DOCUMENT TEXT |
******************************

Re: [DISCUSS] Provide MultimapUserStateHandler interface in StateRequestHandlers

2023-02-24 Thread Alan Zhang
Hi Robert,

Thanks for your confirmation that Fn API is already ready for supporting
the MultimapUserState use cases, really appreciate it! And totally agree
that how to integrate it depends on the runner's implementation.

A follow-up question:

   - is there any runner that already implemented these Multimap protocols?
  - I didn't find a runner(e.g. Dataflow Flink, Spark, and Samza)
  defined handlers(codes like [1]) for handling Multimap state
requests, so I
  think the answer is NO. But I wanted to double confirm with you.
  - Having this question just wanted to know: 1) if the existing Fn
  APIs for MultimapUserState are already used in production 2) if we can
  build/abstract some generic layers(like what Beam did in
  StateRequestHandlers now) to benefit other runners

Have a good weekend!

On Fri, Feb 24, 2023 at 1:18 PM Robert Burke  wrote:

> The runners should be able to support Multimap User State portably over
> the FnApi already.

******************************

GIVEN INFORMATION |
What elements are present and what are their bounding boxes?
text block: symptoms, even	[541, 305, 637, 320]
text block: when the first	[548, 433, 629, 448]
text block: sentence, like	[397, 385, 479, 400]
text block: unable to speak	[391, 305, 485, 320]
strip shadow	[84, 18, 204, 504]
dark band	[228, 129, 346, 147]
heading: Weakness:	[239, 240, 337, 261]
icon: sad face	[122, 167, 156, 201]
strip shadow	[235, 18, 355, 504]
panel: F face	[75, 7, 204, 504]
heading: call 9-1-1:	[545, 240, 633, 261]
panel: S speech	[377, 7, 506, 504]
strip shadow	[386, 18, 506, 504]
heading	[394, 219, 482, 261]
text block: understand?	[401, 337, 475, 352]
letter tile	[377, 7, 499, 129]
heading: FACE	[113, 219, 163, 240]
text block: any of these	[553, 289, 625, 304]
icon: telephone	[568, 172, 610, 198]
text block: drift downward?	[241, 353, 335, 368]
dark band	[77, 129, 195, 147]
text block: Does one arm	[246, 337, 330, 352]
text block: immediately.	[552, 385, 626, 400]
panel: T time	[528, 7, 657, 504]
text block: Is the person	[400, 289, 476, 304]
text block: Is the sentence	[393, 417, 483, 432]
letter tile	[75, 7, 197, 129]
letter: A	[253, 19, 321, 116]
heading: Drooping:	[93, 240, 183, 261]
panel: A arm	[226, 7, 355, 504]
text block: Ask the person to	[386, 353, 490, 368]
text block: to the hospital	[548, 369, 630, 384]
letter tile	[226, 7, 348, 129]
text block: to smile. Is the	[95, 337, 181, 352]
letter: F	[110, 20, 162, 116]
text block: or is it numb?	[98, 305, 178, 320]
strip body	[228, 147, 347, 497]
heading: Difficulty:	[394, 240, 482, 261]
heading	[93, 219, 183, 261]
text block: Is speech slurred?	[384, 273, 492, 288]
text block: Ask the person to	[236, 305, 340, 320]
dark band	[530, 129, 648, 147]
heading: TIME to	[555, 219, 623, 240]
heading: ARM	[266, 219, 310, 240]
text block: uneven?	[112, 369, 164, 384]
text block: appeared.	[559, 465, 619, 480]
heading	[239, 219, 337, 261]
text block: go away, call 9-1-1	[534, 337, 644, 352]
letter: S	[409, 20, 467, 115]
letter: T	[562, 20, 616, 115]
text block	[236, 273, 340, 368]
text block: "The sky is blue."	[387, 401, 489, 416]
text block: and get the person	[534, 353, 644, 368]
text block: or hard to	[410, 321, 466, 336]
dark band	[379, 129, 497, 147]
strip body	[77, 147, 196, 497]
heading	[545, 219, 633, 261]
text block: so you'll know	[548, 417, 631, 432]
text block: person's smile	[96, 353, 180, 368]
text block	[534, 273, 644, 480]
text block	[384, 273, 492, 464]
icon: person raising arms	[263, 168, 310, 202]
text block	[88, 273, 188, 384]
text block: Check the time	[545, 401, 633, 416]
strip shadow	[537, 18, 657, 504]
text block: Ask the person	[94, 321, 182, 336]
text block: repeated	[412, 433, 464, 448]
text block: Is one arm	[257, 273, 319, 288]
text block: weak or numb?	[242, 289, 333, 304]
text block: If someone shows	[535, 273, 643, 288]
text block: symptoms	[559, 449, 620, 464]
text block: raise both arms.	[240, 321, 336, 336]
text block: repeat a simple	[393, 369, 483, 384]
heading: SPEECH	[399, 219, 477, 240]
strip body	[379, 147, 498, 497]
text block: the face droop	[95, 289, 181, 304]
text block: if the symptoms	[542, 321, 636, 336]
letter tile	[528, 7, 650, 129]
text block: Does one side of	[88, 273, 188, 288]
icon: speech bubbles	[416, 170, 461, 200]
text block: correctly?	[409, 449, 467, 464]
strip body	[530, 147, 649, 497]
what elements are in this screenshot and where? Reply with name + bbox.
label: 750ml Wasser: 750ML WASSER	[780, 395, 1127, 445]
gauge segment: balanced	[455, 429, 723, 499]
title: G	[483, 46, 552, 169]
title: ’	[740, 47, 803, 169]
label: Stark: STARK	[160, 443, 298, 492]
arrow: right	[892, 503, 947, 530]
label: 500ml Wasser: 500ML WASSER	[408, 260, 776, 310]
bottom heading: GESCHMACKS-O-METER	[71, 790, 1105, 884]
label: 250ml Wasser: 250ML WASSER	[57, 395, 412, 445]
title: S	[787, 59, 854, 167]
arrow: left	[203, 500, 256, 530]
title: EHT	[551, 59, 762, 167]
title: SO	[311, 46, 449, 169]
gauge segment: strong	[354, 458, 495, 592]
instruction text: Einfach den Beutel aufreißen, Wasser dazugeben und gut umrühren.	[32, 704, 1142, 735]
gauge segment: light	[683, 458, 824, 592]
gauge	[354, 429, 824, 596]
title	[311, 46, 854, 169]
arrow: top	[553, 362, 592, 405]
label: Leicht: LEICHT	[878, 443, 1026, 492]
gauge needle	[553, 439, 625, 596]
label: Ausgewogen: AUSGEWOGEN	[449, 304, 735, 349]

******************************

THINGS TO DO |
[A] In the Multimap user state thread, what does Robert Burke say runners should already be able to do over the Fn API?
[B] Continue the Multimap user state thread from the point where the text stops.

ANSWERS TO EACH TASK |
[A] Support Multimap User State portably.

[B]
>
>
> https://github.com/apache/beam/blob/master/model/fn-execution/src/main/proto/org/apache/beam/model/fn_execution/v1/beam_fn_api.proto#L937
>
> How that's supported on each SDK is a different matter though.
>
>
> On Fri, Feb 24, 2023, 12:57 PM Alan Zhang  wrote:
>
>> Appreciate it if anyone can help confirm and share thoughts.
>>
>> On Wed, Feb 22, 2023 at 11:46 PM Alan Zhang  wrote:
>>
>>> Hi Beam devs.
>>>
>>> According to the Fn State API design doc[1], the state type
>>> MultimapUserState is intended for supporting MapState/SetState. And the
>>> implementation[2] for this state type is ready on the SDK harness side.
>>> Each runner will be responsible for integrating it if they want to leverage
>>> it.
>>>
>>> Today Beam uses StateRequestHandlers to define handler interfaces for
>>> other state types, e.g. MultimapSideInputHandler for
>>> MultimapSideInput, BagUserStateHandler for BagUserState, etc.[3] This is
>>> great since each runner can implement these handler interfaces then the Fn
>>> state API integration is done.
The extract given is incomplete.